Saved data entries
• • • •
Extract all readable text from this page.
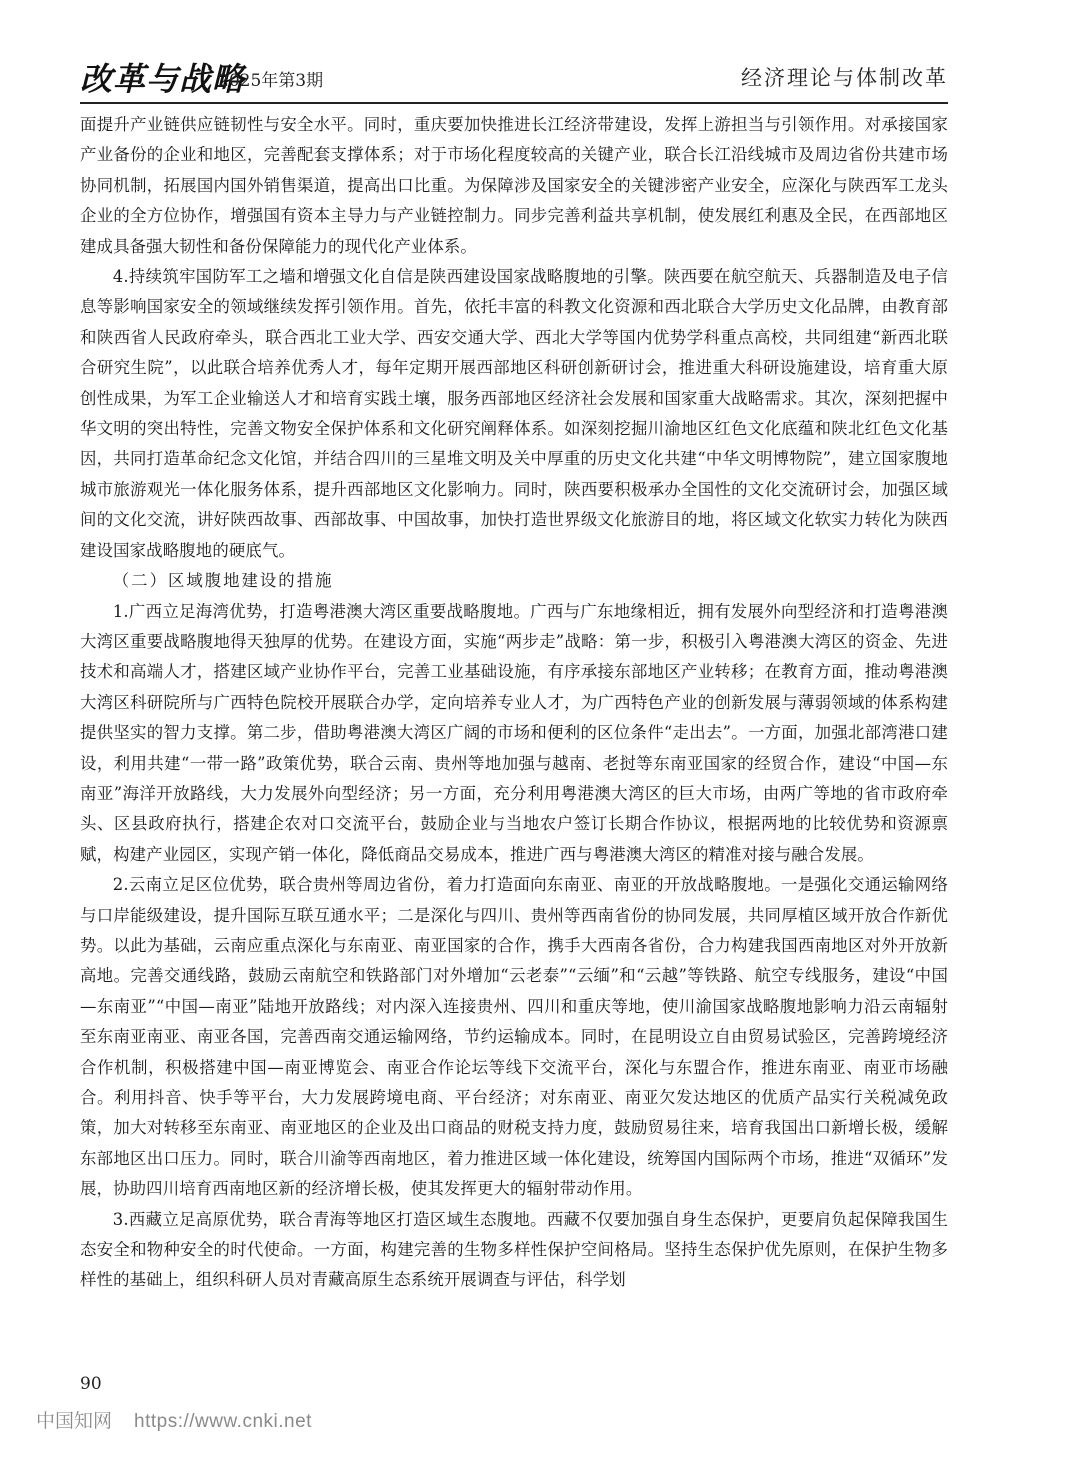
改革与战略
2025年第3期	经济理论与体制改革

面提升产业链供应链韧性与安全水平。同时，重庆要加快推进长江经济带建设，发挥上游担当与引领作用。对承接国家产业备份的企业和地区，完善配套支撑体系；对于市场化程度较高的关键产业，联合长江沿线城市及周边省份共建市场协同机制，拓展国内国外销售渠道，提高出口比重。为保障涉及国家安全的关键涉密产业安全，应深化与陕西军工龙头企业的全方位协作，增强国有资本主导力与产业链控制力。同步完善利益共享机制，使发展红利惠及全民，在西部地区建成具备强大韧性和备份保障能力的现代化产业体系。

4.持续筑牢国防军工之墙和增强文化自信是陕西建设国家战略腹地的引擎。陕西要在航空航天、兵器制造及电子信息等影响国家安全的领域继续发挥引领作用。首先，依托丰富的科教文化资源和西北联合大学历史文化品牌，由教育部和陕西省人民政府牵头，联合西北工业大学、西安交通大学、西北大学等国内优势学科重点高校，共同组建“新西北联合研究生院”，以此联合培养优秀人才，每年定期开展西部地区科研创新研讨会，推进重大科研设施建设，培育重大原创性成果，为军工企业输送人才和培育实践土壤，服务西部地区经济社会发展和国家重大战略需求。其次，深刻把握中华文明的突出特性，完善文物安全保护体系和文化研究阐释体系。如深刻挖掘川渝地区红色文化底蕴和陕北红色文化基因，共同打造革命纪念文化馆，并结合四川的三星堆文明及关中厚重的历史文化共建“中华文明博物院”，建立国家腹地城市旅游观光一体化服务体系，提升西部地区文化影响力。同时，陕西要积极承办全国性的文化交流研讨会，加强区域间的文化交流，讲好陕西故事、西部故事、中国故事，加快打造世界级文化旅游目的地，将区域文化软实力转化为陕西建设国家战略腹地的硬底气。

（二）区域腹地建设的措施

1.广西立足海湾优势，打造粤港澳大湾区重要战略腹地。广西与广东地缘相近，拥有发展外向型经济和打造粤港澳大湾区重要战略腹地得天独厚的优势。在建设方面，实施“两步走”战略：第一步，积极引入粤港澳大湾区的资金、先进技术和高端人才，搭建区域产业协作平台，完善工业基础设施，有序承接东部地区产业转移；在教育方面，推动粤港澳大湾区科研院所与广西特色院校开展联合办学，定向培养专业人才，为广西特色产业的创新发展与薄弱领域的体系构建提供坚实的智力支撑。第二步，借助粤港澳大湾区广阔的市场和便利的区位条件“走出去”。一方面，加强北部湾港口建设，利用共建“一带一路”政策优势，联合云南、贵州等地加强与越南、老挝等东南亚国家的经贸合作，建设“中国—东南亚”海洋开放路线，大力发展外向型经济；另一方面，充分利用粤港澳大湾区的巨大市场，由两广等地的省市政府牵头、区县政府执行，搭建企农对口交流平台，鼓励企业与当地农户签订长期合作协议，根据两地的比较优势和资源禀赋，构建产业园区，实现产销一体化，降低商品交易成本，推进广西与粤港澳大湾区的精准对接与融合发展。

2.云南立足区位优势，联合贵州等周边省份，着力打造面向东南亚、南亚的开放战略腹地。一是强化交通运输网络与口岸能级建设，提升国际互联互通水平；二是深化与四川、贵州等西南省份的协同发展，共同厚植区域开放合作新优势。以此为基础，云南应重点深化与东南亚、南亚国家的合作，携手大西南各省份，合力构建我国西南地区对外开放新高地。完善交通线路，鼓励云南航空和铁路部门对外增加“云老泰”“云缅”和“云越”等铁路、航空专线服务，建设“中国—东南亚”“中国—南亚”陆地开放路线；对内深入连接贵州、四川和重庆等地，使川渝国家战略腹地影响力沿云南辐射至东南亚南亚、南亚各国，完善西南交通运输网络，节约运输成本。同时，在昆明设立自由贸易试验区，完善跨境经济合作机制，积极搭建中国—南亚博览会、南亚合作论坛等线下交流平台，深化与东盟合作，推进东南亚、南亚市场融合。利用抖音、快手等平台，大力发展跨境电商、平台经济；对东南亚、南亚欠发达地区的优质产品实行关税减免政策，加大对转移至东南亚、南亚地区的企业及出口商品的财税支持力度，鼓励贸易往来，培育我国出口新增长极，缓解东部地区出口压力。同时，联合川渝等西南地区，着力推进区域一体化建设，统筹国内国际两个市场，推进“双循环”发展，协助四川培育西南地区新的经济增长极，使其发挥更大的辐射带动作用。

3.西藏立足高原优势，联合青海等地区打造区域生态腹地。西藏不仅要加强自身生态保护，更要肩负起保障我国生态安全和物种安全的时代使命。一方面，构建完善的生物多样性保护空间格局。坚持生态保护优先原则，在保护生物多样性的基础上，组织科研人员对青藏高原生态系统开展调查与评估，科学划

90
中国知网 https://www.cnki.net
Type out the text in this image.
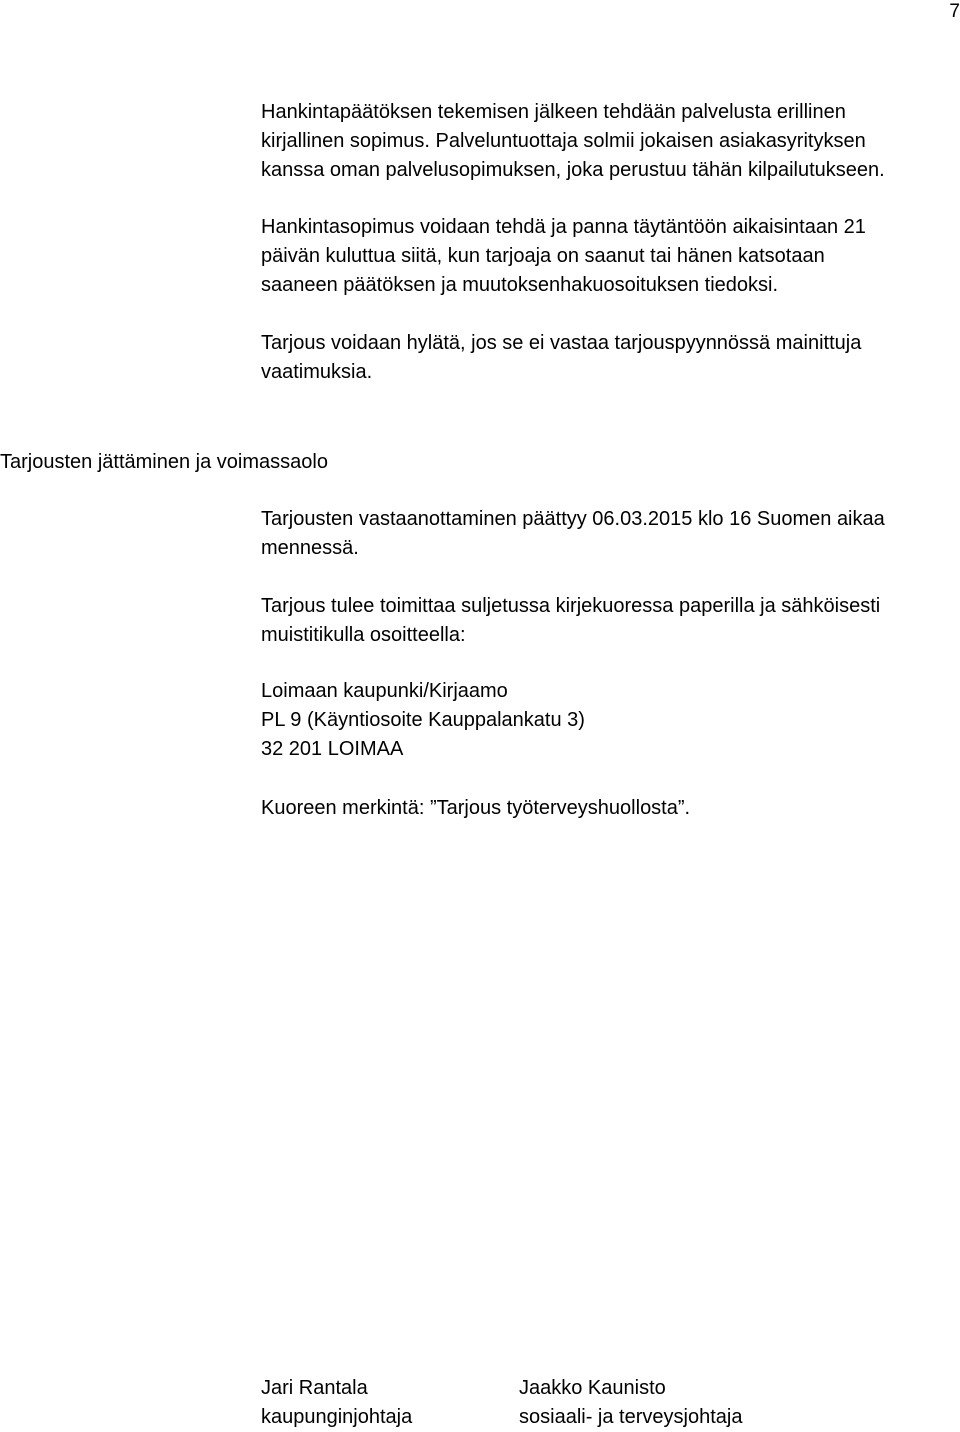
7

Hankintapäätöksen tekemisen jälkeen tehdään palvelusta erillinen
kirjallinen sopimus. Palveluntuottaja solmii jokaisen asiakasyrityksen
kanssa oman palvelusopimuksen, joka perustuu tähän kilpailutukseen.

Hankintasopimus voidaan tehdä ja panna täytäntöön aikaisintaan 21
päivän kuluttua siitä, kun tarjoaja on saanut tai hänen katsotaan
saaneen päätöksen ja muutoksenhakuosoituksen tiedoksi.

Tarjous voidaan hylätä, jos se ei vastaa tarjouspyynnössä mainittuja
vaatimuksia.

Tarjousten jättäminen ja voimassaolo

Tarjousten vastaanottaminen päättyy 06.03.2015 klo 16 Suomen aikaa
mennessä.

Tarjous tulee toimittaa suljetussa kirjekuoressa paperilla ja sähköisesti
muistitikulla osoitteella:

Loimaan kaupunki/Kirjaamo
PL 9 (Käyntiosoite Kauppalankatu 3)
32 201 LOIMAA

Kuoreen merkintä: ”Tarjous työterveyshuollosta”.

Jari Rantala
kaupunginjohtaja
Jaakko Kaunisto
sosiaali- ja terveysjohtaja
• • • •
> [WHAT NEEDS TO BE DONE]: Repeat the material verbatim. Do not carry over any picture.

> [RESPONSE FOR THIS EXERCISE]:
Extract all readable text from this page.
改革与战略
2025年第3期	经济理论与体制改革

面提升产业链供应链韧性与安全水平。同时，重庆要加快推进长江经济带建设，发挥上游担当与引领作用。对承接国家产业备份的企业和地区，完善配套支撑体系；对于市场化程度较高的关键产业，联合长江沿线城市及周边省份共建市场协同机制，拓展国内国外销售渠道，提高出口比重。为保障涉及国家安全的关键涉密产业安全，应深化与陕西军工龙头企业的全方位协作，增强国有资本主导力与产业链控制力。同步完善利益共享机制，使发展红利惠及全民，在西部地区建成具备强大韧性和备份保障能力的现代化产业体系。

4.持续筑牢国防军工之墙和增强文化自信是陕西建设国家战略腹地的引擎。陕西要在航空航天、兵器制造及电子信息等影响国家安全的领域继续发挥引领作用。首先，依托丰富的科教文化资源和西北联合大学历史文化品牌，由教育部和陕西省人民政府牵头，联合西北工业大学、西安交通大学、西北大学等国内优势学科重点高校，共同组建“新西北联合研究生院”，以此联合培养优秀人才，每年定期开展西部地区科研创新研讨会，推进重大科研设施建设，培育重大原创性成果，为军工企业输送人才和培育实践土壤，服务西部地区经济社会发展和国家重大战略需求。其次，深刻把握中华文明的突出特性，完善文物安全保护体系和文化研究阐释体系。如深刻挖掘川渝地区红色文化底蕴和陕北红色文化基因，共同打造革命纪念文化馆，并结合四川的三星堆文明及关中厚重的历史文化共建“中华文明博物院”，建立国家腹地城市旅游观光一体化服务体系，提升西部地区文化影响力。同时，陕西要积极承办全国性的文化交流研讨会，加强区域间的文化交流，讲好陕西故事、西部故事、中国故事，加快打造世界级文化旅游目的地，将区域文化软实力转化为陕西建设国家战略腹地的硬底气。

（二）区域腹地建设的措施

1.广西立足海湾优势，打造粤港澳大湾区重要战略腹地。广西与广东地缘相近，拥有发展外向型经济和打造粤港澳大湾区重要战略腹地得天独厚的优势。在建设方面，实施“两步走”战略：第一步，积极引入粤港澳大湾区的资金、先进技术和高端人才，搭建区域产业协作平台，完善工业基础设施，有序承接东部地区产业转移；在教育方面，推动粤港澳大湾区科研院所与广西特色院校开展联合办学，定向培养专业人才，为广西特色产业的创新发展与薄弱领域的体系构建提供坚实的智力支撑。第二步，借助粤港澳大湾区广阔的市场和便利的区位条件“走出去”。一方面，加强北部湾港口建设，利用共建“一带一路”政策优势，联合云南、贵州等地加强与越南、老挝等东南亚国家的经贸合作，建设“中国—东南亚”海洋开放路线，大力发展外向型经济；另一方面，充分利用粤港澳大湾区的巨大市场，由两广等地的省市政府牵头、区县政府执行，搭建企农对口交流平台，鼓励企业与当地农户签订长期合作协议，根据两地的比较优势和资源禀赋，构建产业园区，实现产销一体化，降低商品交易成本，推进广西与粤港澳大湾区的精准对接与融合发展。

2.云南立足区位优势，联合贵州等周边省份，着力打造面向东南亚、南亚的开放战略腹地。一是强化交通运输网络与口岸能级建设，提升国际互联互通水平；二是深化与四川、贵州等西南省份的协同发展，共同厚植区域开放合作新优势。以此为基础，云南应重点深化与东南亚、南亚国家的合作，携手大西南各省份，合力构建我国西南地区对外开放新高地。完善交通线路，鼓励云南航空和铁路部门对外增加“云老泰”“云缅”和“云越”等铁路、航空专线服务，建设“中国—东南亚”“中国—南亚”陆地开放路线；对内深入连接贵州、四川和重庆等地，使川渝国家战略腹地影响力沿云南辐射至东南亚南亚、南亚各国，完善西南交通运输网络，节约运输成本。同时，在昆明设立自由贸易试验区，完善跨境经济合作机制，积极搭建中国—南亚博览会、南亚合作论坛等线下交流平台，深化与东盟合作，推进东南亚、南亚市场融合。利用抖音、快手等平台，大力发展跨境电商、平台经济；对东南亚、南亚欠发达地区的优质产品实行关税减免政策，加大对转移至东南亚、南亚地区的企业及出口商品的财税支持力度，鼓励贸易往来，培育我国出口新增长极，缓解东部地区出口压力。同时，联合川渝等西南地区，着力推进区域一体化建设，统筹国内国际两个市场，推进“双循环”发展，协助四川培育西南地区新的经济增长极，使其发挥更大的辐射带动作用。

3.西藏立足高原优势，联合青海等地区打造区域生态腹地。西藏不仅要加强自身生态保护，更要肩负起保障我国生态安全和物种安全的时代使命。一方面，构建完善的生物多样性保护空间格局。坚持生态保护优先原则，在保护生物多样性的基础上，组织科研人员对青藏高原生态系统开展调查与评估，科学划

90
中国知网 https://www.cnki.net
Type out the text in this image.
7

Hankintapäätöksen tekemisen jälkeen tehdään palvelusta erillinen
kirjallinen sopimus. Palveluntuottaja solmii jokaisen asiakasyrityksen
kanssa oman palvelusopimuksen, joka perustuu tähän kilpailutukseen.

Hankintasopimus voidaan tehdä ja panna täytäntöön aikaisintaan 21
päivän kuluttua siitä, kun tarjoaja on saanut tai hänen katsotaan
saaneen päätöksen ja muutoksenhakuosoituksen tiedoksi.

Tarjous voidaan hylätä, jos se ei vastaa tarjouspyynnössä mainittuja
vaatimuksia.

Tarjousten jättäminen ja voimassaolo

Tarjousten vastaanottaminen päättyy 06.03.2015 klo 16 Suomen aikaa
mennessä.

Tarjous tulee toimittaa suljetussa kirjekuoressa paperilla ja sähköisesti
muistitikulla osoitteella:

Loimaan kaupunki/Kirjaamo
PL 9 (Käyntiosoite Kauppalankatu 3)
32 201 LOIMAA

Kuoreen merkintä: ”Tarjous työterveyshuollosta”.

Jari Rantala
kaupunginjohtaja
Jaakko Kaunisto
sosiaali- ja terveysjohtaja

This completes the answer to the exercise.